Data entries
※

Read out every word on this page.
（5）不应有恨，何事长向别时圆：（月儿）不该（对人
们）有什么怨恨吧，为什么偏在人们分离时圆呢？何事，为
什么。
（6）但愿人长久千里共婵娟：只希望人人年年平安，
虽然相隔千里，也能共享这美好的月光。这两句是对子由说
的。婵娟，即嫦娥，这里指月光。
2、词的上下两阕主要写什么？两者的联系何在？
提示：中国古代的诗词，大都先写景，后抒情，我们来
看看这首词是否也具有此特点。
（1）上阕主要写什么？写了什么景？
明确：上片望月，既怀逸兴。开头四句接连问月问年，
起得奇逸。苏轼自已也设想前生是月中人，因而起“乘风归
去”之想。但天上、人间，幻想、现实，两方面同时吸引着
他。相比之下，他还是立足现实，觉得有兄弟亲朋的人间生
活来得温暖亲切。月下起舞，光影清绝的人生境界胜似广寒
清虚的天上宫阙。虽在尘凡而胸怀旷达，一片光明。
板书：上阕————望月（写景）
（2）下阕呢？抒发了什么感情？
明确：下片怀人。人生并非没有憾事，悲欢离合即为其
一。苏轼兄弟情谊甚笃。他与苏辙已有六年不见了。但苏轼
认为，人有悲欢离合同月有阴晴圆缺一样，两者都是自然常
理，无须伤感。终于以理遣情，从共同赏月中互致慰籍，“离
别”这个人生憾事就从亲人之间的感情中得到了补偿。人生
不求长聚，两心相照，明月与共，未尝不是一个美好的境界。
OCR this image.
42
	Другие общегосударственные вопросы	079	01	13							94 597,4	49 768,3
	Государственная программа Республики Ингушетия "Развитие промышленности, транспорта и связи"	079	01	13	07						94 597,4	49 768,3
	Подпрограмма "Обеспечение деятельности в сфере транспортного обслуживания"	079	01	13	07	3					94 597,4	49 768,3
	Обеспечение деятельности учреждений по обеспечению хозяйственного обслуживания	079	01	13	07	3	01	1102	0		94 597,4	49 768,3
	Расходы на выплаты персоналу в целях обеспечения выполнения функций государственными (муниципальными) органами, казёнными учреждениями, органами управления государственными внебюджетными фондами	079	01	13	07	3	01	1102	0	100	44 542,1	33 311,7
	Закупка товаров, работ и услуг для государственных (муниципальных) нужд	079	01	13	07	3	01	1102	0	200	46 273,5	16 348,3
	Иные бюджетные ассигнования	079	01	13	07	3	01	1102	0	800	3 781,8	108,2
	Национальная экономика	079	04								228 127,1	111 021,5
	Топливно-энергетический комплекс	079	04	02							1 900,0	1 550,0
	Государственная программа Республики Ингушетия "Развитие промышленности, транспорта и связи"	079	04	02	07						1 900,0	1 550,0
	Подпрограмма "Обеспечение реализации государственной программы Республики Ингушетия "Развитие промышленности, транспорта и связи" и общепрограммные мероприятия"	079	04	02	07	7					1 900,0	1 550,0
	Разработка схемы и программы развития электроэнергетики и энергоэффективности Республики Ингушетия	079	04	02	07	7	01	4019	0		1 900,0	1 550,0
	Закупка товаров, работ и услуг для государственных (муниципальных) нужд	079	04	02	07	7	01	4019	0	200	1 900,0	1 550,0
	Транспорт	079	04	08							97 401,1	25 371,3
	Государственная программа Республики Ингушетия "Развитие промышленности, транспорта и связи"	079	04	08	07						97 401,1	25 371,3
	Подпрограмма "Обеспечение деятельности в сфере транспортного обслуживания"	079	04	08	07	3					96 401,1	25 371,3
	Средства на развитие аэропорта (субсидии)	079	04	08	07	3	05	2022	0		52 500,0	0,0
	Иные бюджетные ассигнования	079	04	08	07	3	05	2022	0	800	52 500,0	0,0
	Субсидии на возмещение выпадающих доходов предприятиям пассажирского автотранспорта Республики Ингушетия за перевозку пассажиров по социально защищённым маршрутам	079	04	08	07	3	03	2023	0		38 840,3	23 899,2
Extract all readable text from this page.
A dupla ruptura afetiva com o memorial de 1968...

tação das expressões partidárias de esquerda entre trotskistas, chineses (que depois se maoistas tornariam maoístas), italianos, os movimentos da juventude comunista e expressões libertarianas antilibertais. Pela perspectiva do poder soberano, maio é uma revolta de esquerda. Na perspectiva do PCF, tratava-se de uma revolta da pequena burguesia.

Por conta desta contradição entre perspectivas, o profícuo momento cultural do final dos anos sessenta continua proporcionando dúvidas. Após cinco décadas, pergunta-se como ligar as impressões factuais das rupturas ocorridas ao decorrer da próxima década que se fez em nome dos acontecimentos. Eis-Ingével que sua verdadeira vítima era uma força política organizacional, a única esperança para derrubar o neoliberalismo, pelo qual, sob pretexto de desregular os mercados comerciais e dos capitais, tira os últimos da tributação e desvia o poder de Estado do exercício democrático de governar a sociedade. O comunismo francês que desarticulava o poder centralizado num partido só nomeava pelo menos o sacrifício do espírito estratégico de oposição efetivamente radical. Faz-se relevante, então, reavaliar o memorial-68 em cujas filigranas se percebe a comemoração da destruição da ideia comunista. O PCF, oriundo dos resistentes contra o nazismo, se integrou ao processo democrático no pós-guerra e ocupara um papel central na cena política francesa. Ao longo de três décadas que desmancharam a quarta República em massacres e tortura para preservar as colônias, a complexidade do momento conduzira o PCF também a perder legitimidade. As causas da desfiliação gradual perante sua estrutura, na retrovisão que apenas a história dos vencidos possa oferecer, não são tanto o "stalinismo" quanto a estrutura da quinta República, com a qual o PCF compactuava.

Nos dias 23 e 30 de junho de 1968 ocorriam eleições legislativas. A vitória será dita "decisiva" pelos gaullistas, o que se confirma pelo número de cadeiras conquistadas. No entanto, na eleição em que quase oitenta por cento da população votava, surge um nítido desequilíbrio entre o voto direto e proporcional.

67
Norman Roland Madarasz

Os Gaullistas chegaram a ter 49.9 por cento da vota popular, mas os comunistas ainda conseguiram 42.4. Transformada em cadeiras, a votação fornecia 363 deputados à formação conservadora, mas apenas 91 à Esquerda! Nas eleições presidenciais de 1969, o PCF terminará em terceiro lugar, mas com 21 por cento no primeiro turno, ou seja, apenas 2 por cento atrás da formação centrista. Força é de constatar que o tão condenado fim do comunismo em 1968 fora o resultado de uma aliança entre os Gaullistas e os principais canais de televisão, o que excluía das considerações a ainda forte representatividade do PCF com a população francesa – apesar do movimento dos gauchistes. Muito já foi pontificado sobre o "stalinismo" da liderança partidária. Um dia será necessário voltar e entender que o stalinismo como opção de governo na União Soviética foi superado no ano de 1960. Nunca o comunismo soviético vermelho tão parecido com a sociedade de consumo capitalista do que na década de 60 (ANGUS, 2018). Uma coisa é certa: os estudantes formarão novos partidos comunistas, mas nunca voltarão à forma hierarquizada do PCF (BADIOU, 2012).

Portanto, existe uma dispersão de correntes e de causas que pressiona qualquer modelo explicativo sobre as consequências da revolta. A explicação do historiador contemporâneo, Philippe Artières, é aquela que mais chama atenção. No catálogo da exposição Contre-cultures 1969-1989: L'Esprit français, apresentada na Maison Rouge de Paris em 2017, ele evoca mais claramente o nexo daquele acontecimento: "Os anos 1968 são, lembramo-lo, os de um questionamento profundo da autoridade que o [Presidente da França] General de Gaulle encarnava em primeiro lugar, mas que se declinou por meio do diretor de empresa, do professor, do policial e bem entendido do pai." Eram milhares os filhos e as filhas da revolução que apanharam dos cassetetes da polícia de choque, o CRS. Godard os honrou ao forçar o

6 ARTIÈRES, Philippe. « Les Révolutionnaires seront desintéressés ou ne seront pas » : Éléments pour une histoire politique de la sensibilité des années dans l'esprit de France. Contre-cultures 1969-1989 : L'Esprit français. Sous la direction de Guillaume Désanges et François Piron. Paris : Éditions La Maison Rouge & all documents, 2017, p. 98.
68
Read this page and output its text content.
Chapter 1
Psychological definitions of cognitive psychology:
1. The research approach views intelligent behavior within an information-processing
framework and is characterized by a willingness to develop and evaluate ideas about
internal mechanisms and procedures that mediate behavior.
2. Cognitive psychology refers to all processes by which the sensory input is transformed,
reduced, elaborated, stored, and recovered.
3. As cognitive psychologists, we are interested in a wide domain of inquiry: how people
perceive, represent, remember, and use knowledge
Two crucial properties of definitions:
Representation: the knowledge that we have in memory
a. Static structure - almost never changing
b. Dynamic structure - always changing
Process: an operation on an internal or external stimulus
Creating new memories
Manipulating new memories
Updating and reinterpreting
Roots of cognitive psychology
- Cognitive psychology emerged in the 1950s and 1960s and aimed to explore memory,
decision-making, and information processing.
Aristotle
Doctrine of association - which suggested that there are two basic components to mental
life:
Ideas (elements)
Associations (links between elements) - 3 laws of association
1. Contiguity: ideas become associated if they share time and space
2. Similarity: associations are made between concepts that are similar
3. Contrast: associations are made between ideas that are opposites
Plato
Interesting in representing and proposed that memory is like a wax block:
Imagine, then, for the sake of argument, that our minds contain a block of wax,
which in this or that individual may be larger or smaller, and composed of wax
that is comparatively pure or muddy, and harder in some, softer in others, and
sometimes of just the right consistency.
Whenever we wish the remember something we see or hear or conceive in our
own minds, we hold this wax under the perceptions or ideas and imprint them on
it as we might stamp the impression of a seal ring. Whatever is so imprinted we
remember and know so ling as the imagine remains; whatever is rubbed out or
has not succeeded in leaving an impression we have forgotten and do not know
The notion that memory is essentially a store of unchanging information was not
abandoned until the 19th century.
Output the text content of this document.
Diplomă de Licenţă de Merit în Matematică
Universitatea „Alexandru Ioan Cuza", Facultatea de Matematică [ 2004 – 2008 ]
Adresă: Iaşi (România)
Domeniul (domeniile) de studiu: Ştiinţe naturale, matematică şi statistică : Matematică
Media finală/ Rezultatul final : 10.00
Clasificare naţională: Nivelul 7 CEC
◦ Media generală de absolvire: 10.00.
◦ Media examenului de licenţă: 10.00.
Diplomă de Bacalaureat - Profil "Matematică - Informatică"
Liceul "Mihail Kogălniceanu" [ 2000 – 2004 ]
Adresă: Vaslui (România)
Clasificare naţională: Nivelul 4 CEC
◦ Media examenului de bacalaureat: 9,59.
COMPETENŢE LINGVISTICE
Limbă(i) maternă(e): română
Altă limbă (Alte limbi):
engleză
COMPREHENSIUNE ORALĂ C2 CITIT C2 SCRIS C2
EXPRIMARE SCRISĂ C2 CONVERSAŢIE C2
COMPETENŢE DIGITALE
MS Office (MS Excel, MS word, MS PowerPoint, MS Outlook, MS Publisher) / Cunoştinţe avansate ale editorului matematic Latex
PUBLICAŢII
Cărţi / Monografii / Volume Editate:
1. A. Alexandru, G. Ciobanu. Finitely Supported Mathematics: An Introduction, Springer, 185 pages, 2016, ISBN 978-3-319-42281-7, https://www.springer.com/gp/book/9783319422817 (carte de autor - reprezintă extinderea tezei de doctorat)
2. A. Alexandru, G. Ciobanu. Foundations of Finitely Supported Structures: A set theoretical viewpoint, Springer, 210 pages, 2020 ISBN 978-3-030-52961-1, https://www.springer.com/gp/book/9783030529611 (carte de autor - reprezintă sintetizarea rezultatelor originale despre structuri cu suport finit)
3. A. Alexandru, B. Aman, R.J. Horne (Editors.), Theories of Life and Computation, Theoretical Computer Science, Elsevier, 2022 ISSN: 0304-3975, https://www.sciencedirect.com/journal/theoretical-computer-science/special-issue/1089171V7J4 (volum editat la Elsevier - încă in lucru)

※

Aim - Show all lines in the entries above where the word "Adresă" appears.

Correct response -
Adresă: Iaşi (România)
Adresă: Vaslui (România)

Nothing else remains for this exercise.